Convert the lines below into a JSON list of strings, one string per line, skipping blank lines and leaving out the pictures.

--- Start of EXTRACTED DATA ---

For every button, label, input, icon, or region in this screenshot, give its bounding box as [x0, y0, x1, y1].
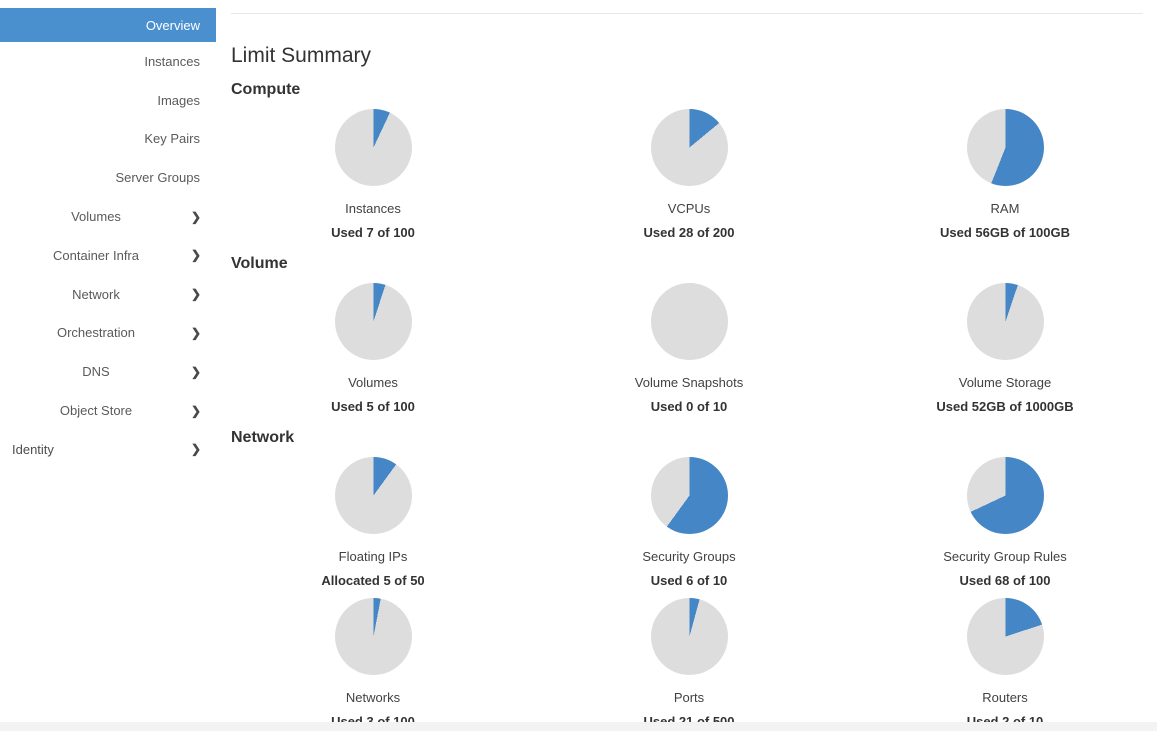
quota-chart-security-group-rules: Security Group Rules Used 68 of 100: [847, 455, 1157, 588]
quota-pie-routers: [966, 598, 1044, 675]
quota-pie-ports: [650, 598, 728, 675]
quota-chart-name: VCPUs: [667, 201, 711, 216]
quota-pie-vcpus: [650, 109, 728, 186]
quota-chart-name: Security Groups: [642, 549, 736, 564]
sidebar-item-key-pairs[interactable]: Key Pairs: [0, 120, 216, 159]
chart-grid: Volumes Used 5 of 100 Volume Snapshots U…: [215, 281, 1143, 414]
quota-chart-routers: Routers Used 2 of 10: [847, 596, 1157, 729]
main-content: Limit Summary Compute Instances Used 7 o…: [231, 0, 1143, 729]
quota-pie-networks: [334, 598, 412, 675]
quota-chart-name: Floating IPs: [338, 549, 408, 564]
quota-chart-volume-storage: Volume Storage Used 52GB of 1000GB: [847, 281, 1157, 414]
quota-chart-networks: Networks Used 3 of 100: [215, 596, 531, 729]
sidebar-item-orchestration[interactable]: Orchestration ❯: [0, 314, 216, 353]
quota-pie-security-group-rules: [966, 457, 1044, 534]
quota-chart-volumes: Volumes Used 5 of 100: [215, 281, 531, 414]
quota-pie-ram: [966, 109, 1044, 186]
quota-chart-caption: Used 56GB of 100GB: [939, 225, 1071, 240]
sidebar-item-images[interactable]: Images: [0, 81, 216, 120]
quota-chart-ram: RAM Used 56GB of 100GB: [847, 107, 1157, 240]
chevron-right-icon: ❯: [190, 209, 201, 224]
page-title: Limit Summary: [231, 44, 372, 67]
sidebar-item-network[interactable]: Network ❯: [0, 275, 216, 314]
quota-chart-name: Ports: [673, 690, 705, 705]
sidebar-item-label: Key Pairs: [144, 131, 200, 147]
quota-chart-vcpus: VCPUs Used 28 of 200: [531, 107, 847, 240]
sidebar-item-label: Volumes: [71, 209, 121, 225]
quota-chart-name: Routers: [982, 690, 1028, 705]
sidebar-item-label: Identity: [12, 441, 54, 457]
limit-section-network: Network Floating IPs Allocated 5 of 50 S…: [231, 429, 1143, 729]
chevron-right-icon: ❯: [190, 403, 201, 418]
sidebar-item-container-infra[interactable]: Container Infra ❯: [0, 236, 216, 275]
quota-chart-name: Volume Snapshots: [634, 375, 744, 390]
footer-strip: [0, 722, 1157, 731]
quota-chart-name: Volumes: [348, 375, 398, 390]
quota-chart-caption: Used 6 of 10: [650, 573, 728, 588]
section-heading: Volume: [231, 255, 288, 272]
quota-chart-name: Instances: [345, 201, 401, 216]
sidebar-item-volumes[interactable]: Volumes ❯: [0, 197, 216, 236]
quota-chart-volume-snapshots: Volume Snapshots Used 0 of 10: [531, 281, 847, 414]
chevron-right-icon: ❯: [190, 325, 201, 340]
limit-section-compute: Compute Instances Used 7 of 100 VCPUs Us…: [231, 81, 1143, 240]
chevron-right-icon: ❯: [190, 442, 201, 457]
quota-chart-floating-ips: Floating IPs Allocated 5 of 50: [215, 455, 531, 588]
sidebar-nav: Overview Instances Images Key Pairs Serv…: [0, 0, 216, 469]
quota-chart-security-groups: Security Groups Used 6 of 10: [531, 455, 847, 588]
chevron-right-icon: ❯: [190, 287, 201, 302]
quota-chart-ports: Ports Used 21 of 500: [531, 596, 847, 729]
sidebar-item-instances[interactable]: Instances: [0, 42, 216, 81]
sidebar-item-overview[interactable]: Overview: [0, 8, 216, 42]
sidebar-item-label: Images: [157, 92, 200, 108]
quota-pie-volume-snapshots: [650, 283, 728, 360]
chart-grid: Floating IPs Allocated 5 of 50 Security …: [215, 455, 1143, 729]
sidebar-item-label: DNS: [82, 364, 110, 380]
section-heading: Network: [231, 429, 295, 446]
quota-chart-name: Networks: [345, 690, 401, 705]
sidebar-item-label: Container Infra: [53, 247, 139, 263]
sidebar-item-label: Server Groups: [115, 170, 200, 186]
quota-chart-caption: Used 7 of 100: [331, 225, 415, 240]
sidebar-item-label: Orchestration: [56, 325, 136, 341]
quota-chart-name: Volume Storage: [958, 375, 1052, 390]
quota-pie-security-groups: [650, 457, 728, 534]
quota-chart-caption: Used 5 of 100: [331, 399, 415, 414]
quota-chart-caption: Used 0 of 10: [650, 399, 728, 414]
sidebar-item-server-groups[interactable]: Server Groups: [0, 158, 216, 197]
sidebar-item-dns[interactable]: DNS ❯: [0, 352, 216, 391]
sidebar-item-label: Network: [72, 286, 120, 302]
quota-chart-caption: Allocated 5 of 50: [321, 573, 425, 588]
quota-chart-name: RAM: [990, 201, 1020, 216]
sidebar-item-label: Object Store: [59, 403, 133, 419]
sidebar-item-label: Instances: [144, 53, 200, 69]
quota-chart-caption: Used 52GB of 1000GB: [936, 399, 1074, 414]
quota-pie-floating-ips: [334, 457, 412, 534]
quota-pie-instances: [334, 109, 412, 186]
quota-pie-volume-storage: [966, 283, 1044, 360]
quota-chart-caption: Used 68 of 100: [959, 573, 1051, 588]
sidebar-item-identity[interactable]: Identity ❯: [0, 430, 216, 469]
quota-pie-volumes: [334, 283, 412, 360]
chevron-right-icon: ❯: [190, 248, 201, 263]
chevron-right-icon: ❯: [190, 364, 201, 379]
quota-chart-name: Security Group Rules: [943, 549, 1067, 564]
limit-section-volume: Volume Volumes Used 5 of 100 Volume Snap…: [231, 255, 1143, 414]
header-divider: [231, 13, 1143, 14]
sidebar-item-label: Overview: [145, 17, 200, 33]
sidebar-item-object-store[interactable]: Object Store ❯: [0, 391, 216, 430]
chart-grid: Instances Used 7 of 100 VCPUs Used 28 of…: [215, 107, 1143, 240]
section-heading: Compute: [231, 81, 301, 98]
quota-chart-caption: Used 28 of 200: [643, 225, 735, 240]
quota-chart-instances: Instances Used 7 of 100: [215, 107, 531, 240]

--- End of EXTRACTED DATA ---

TASK ANSWER
[
  "For every button, label, input, icon, or region in this screenshot, give its bounding box as [x0, y0, x1, y1].",
  "quota-chart-security-group-rules: Security Group Rules Used 68 of 100: [847, 455, 1157, 588]",
  "quota-pie-routers: [966, 598, 1044, 675]",
  "quota-pie-ports: [650, 598, 728, 675]",
  "quota-chart-name: VCPUs: [667, 201, 711, 216]",
  "quota-pie-vcpus: [650, 109, 728, 186]",
  "quota-chart-name: Security Groups: [642, 549, 736, 564]",
  "sidebar-item-key-pairs[interactable]: Key Pairs: [0, 120, 216, 159]",
  "chart-grid: Volumes Used 5 of 100 Volume Snapshots U…: [215, 281, 1143, 414]",
  "quota-chart-routers: Routers Used 2 of 10: [847, 596, 1157, 729]",
  "main-content: Limit Summary Compute Instances Used 7 o…: [231, 0, 1143, 729]",
  "quota-pie-networks: [334, 598, 412, 675]",
  "quota-chart-name: Floating IPs: [338, 549, 408, 564]",
  "quota-chart-volume-storage: Volume Storage Used 52GB of 1000GB: [847, 281, 1157, 414]",
  "quota-chart-networks: Networks Used 3 of 100: [215, 596, 531, 729]",
  "sidebar-item-orchestration[interactable]: Orchestration ❯: [0, 314, 216, 353]",
  "quota-pie-security-group-rules: [966, 457, 1044, 534]",
  "quota-chart-volumes: Volumes Used 5 of 100: [215, 281, 531, 414]",
  "quota-pie-ram: [966, 109, 1044, 186]",
  "quota-chart-caption: Used 56GB of 100GB: [939, 225, 1071, 240]",
  "sidebar-item-images[interactable]: Images: [0, 81, 216, 120]",
  "quota-chart-ram: RAM Used 56GB of 100GB: [847, 107, 1157, 240]",
  "chevron-right-icon: ❯: [190, 209, 201, 224]",
  "page-title: Limit Summary: [231, 44, 372, 67]",
  "sidebar-item-network[interactable]: Network ❯: [0, 275, 216, 314]",
  "quota-chart-name: Ports: [673, 690, 705, 705]",
  "sidebar-item-label: Key Pairs: [144, 131, 200, 147]",
  "quota-chart-vcpus: VCPUs Used 28 of 200: [531, 107, 847, 240]",
  "sidebar-item-label: Volumes: [71, 209, 121, 225]",
  "quota-chart-name: Routers: [982, 690, 1028, 705]",
  "sidebar-item-label: Identity: [12, 441, 54, 457]",
  "limit-section-network: Network Floating IPs Allocated 5 of 50 S…: [231, 429, 1143, 729]",
  "chevron-right-icon: ❯: [190, 403, 201, 418]",
  "sidebar-item-container-infra[interactable]: Container Infra ❯: [0, 236, 216, 275]",
  "quota-chart-name: Volume Snapshots: [634, 375, 744, 390]",
  "footer-strip: [0, 722, 1157, 731]",
  "quota-chart-name: Volumes: [348, 375, 398, 390]",
  "quota-chart-caption: Used 6 of 10: [650, 573, 728, 588]",
  "section-heading: Volume: [231, 255, 288, 272]",
  "quota-chart-name: Instances: [345, 201, 401, 216]",
  "sidebar-item-volumes[interactable]: Volumes ❯: [0, 197, 216, 236]",
  "quota-chart-volume-snapshots: Volume Snapshots Used 0 of 10: [531, 281, 847, 414]",
  "chevron-right-icon: ❯: [190, 325, 201, 340]",
  "limit-section-compute: Compute Instances Used 7 of 100 VCPUs Us…: [231, 81, 1143, 240]",
  "chevron-right-icon: ❯: [190, 442, 201, 457]",
  "quota-chart-floating-ips: Floating IPs Allocated 5 of 50: [215, 455, 531, 588]",
  "sidebar-nav: Overview Instances Images Key Pairs Serv…: [0, 0, 216, 469]",
  "quota-chart-security-groups: Security Groups Used 6 of 10: [531, 455, 847, 588]",
  "chevron-right-icon: ❯: [190, 287, 201, 302]",
  "quota-chart-ports: Ports Used 21 of 500: [531, 596, 847, 729]",
  "sidebar-item-instances[interactable]: Instances: [0, 42, 216, 81]",
  "sidebar-item-overview[interactable]: Overview: [0, 8, 216, 42]",
  "sidebar-item-label: Images: [157, 92, 200, 108]",
  "quota-pie-volume-snapshots: [650, 283, 728, 360]",
  "chart-grid: Floating IPs Allocated 5 of 50 Security …: [215, 455, 1143, 729]",
  "sidebar-item-label: DNS: [82, 364, 110, 380]",
  "section-heading: Network: [231, 429, 295, 446]",
  "quota-chart-name: Networks: [345, 690, 401, 705]",
  "sidebar-item-label: Container Infra: [53, 247, 139, 263]",
  "sidebar-item-label: Server Groups: [115, 170, 200, 186]",
  "quota-chart-caption: Used 7 of 100: [331, 225, 415, 240]",
  "sidebar-item-label: Orchestration: [56, 325, 136, 341]",
  "quota-chart-name: Volume Storage: [958, 375, 1052, 390]",
  "quota-pie-security-groups: [650, 457, 728, 534]",
  "quota-chart-caption: Used 5 of 100: [331, 399, 415, 414]",
  "quota-chart-caption: Used 0 of 10: [650, 399, 728, 414]",
  "sidebar-item-server-groups[interactable]: Server Groups: [0, 158, 216, 197]",
  "sidebar-item-dns[interactable]: DNS ❯: [0, 352, 216, 391]",
  "sidebar-item-label: Network: [72, 286, 120, 302]",
  "quota-chart-caption: Allocated 5 of 50: [321, 573, 425, 588]",
  "quota-chart-name: RAM: [990, 201, 1020, 216]",
  "sidebar-item-label: Object Store: [59, 403, 133, 419]",
  "sidebar-item-label: Instances: [144, 53, 200, 69]",
  "quota-chart-caption: Used 52GB of 1000GB: [936, 399, 1074, 414]",
  "quota-pie-floating-ips: [334, 457, 412, 534]",
  "quota-pie-instances: [334, 109, 412, 186]",
  "quota-pie-volume-storage: [966, 283, 1044, 360]",
  "quota-chart-caption: Used 68 of 100: [959, 573, 1051, 588]",
  "sidebar-item-identity[interactable]: Identity ❯: [0, 430, 216, 469]",
  "quota-pie-volumes: [334, 283, 412, 360]",
  "chevron-right-icon: ❯: [190, 248, 201, 263]",
  "chevron-right-icon: ❯: [190, 364, 201, 379]",
  "quota-chart-name: Security Group Rules: [943, 549, 1067, 564]",
  "limit-section-volume: Volume Volumes Used 5 of 100 Volume Snap…: [231, 255, 1143, 414]",
  "header-divider: [231, 13, 1143, 14]",
  "sidebar-item-label: Overview: [145, 17, 200, 33]",
  "sidebar-item-object-store[interactable]: Object Store ❯: [0, 391, 216, 430]",
  "chart-grid: Instances Used 7 of 100 VCPUs Used 28 of…: [215, 107, 1143, 240]",
  "section-heading: Compute: [231, 81, 301, 98]",
  "quota-chart-caption: Used 28 of 200: [643, 225, 735, 240]",
  "quota-chart-instances: Instances Used 7 of 100: [215, 107, 531, 240]"
]